_What the exercise asks_
Give the number of lines in the records below that include "JSON", and nothing more.

====== Records for this task ======

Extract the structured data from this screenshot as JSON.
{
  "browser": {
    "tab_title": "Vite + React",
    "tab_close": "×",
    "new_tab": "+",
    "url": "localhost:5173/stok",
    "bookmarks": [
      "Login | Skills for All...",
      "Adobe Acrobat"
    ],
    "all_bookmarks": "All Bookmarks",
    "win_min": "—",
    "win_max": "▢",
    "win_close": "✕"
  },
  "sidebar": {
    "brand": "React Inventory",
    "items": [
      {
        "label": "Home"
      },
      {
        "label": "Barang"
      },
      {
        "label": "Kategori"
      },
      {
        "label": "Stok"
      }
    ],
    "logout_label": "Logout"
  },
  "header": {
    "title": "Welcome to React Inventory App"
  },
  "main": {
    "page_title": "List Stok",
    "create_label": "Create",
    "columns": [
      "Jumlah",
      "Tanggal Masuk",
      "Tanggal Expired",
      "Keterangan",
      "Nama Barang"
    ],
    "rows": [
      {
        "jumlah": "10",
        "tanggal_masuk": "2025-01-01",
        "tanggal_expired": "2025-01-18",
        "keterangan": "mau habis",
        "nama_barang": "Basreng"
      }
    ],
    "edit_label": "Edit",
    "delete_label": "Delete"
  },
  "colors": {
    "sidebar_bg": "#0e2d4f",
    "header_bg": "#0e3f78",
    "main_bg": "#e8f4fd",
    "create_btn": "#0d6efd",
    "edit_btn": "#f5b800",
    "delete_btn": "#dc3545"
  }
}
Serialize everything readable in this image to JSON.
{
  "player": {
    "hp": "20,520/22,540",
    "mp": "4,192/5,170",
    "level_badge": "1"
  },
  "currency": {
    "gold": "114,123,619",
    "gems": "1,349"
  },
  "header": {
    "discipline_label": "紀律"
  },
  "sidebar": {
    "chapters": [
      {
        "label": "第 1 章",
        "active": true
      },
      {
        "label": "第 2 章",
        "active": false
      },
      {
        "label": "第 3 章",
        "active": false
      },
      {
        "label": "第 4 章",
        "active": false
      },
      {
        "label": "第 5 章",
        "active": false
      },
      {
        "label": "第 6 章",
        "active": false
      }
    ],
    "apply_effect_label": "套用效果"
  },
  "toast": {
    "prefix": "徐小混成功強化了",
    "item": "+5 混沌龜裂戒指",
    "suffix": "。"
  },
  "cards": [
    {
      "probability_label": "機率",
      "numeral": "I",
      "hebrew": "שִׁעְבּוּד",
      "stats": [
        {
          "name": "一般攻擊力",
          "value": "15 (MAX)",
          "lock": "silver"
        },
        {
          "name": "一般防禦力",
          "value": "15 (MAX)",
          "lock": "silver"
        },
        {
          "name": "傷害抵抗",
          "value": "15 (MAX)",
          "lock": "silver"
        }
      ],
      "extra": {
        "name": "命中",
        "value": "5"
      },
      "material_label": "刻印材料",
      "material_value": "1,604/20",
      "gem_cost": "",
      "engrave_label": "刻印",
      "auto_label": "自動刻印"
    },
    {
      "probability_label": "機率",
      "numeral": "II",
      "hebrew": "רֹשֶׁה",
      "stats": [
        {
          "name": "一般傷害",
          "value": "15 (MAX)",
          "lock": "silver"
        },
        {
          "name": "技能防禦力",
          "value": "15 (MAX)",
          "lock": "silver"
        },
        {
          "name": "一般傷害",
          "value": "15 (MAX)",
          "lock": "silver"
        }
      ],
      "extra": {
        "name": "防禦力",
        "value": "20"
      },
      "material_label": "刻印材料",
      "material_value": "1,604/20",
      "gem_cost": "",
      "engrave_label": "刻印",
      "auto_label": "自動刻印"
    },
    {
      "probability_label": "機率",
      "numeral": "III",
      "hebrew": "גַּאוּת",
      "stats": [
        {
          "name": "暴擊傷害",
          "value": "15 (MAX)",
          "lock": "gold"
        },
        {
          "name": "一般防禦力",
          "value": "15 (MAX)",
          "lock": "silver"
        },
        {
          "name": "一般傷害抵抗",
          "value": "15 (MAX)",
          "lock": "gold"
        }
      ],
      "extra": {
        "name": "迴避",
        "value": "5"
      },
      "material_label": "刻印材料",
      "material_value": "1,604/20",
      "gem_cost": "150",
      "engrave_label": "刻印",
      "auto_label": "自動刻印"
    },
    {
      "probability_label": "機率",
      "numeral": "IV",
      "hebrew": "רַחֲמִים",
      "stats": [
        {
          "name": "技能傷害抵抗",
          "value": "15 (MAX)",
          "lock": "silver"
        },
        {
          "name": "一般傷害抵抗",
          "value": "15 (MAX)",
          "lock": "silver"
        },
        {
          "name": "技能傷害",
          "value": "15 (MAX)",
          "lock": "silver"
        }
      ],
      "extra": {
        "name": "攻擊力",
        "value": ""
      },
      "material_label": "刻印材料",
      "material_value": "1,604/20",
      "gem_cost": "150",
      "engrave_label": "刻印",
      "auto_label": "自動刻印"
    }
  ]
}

======

_The result_
2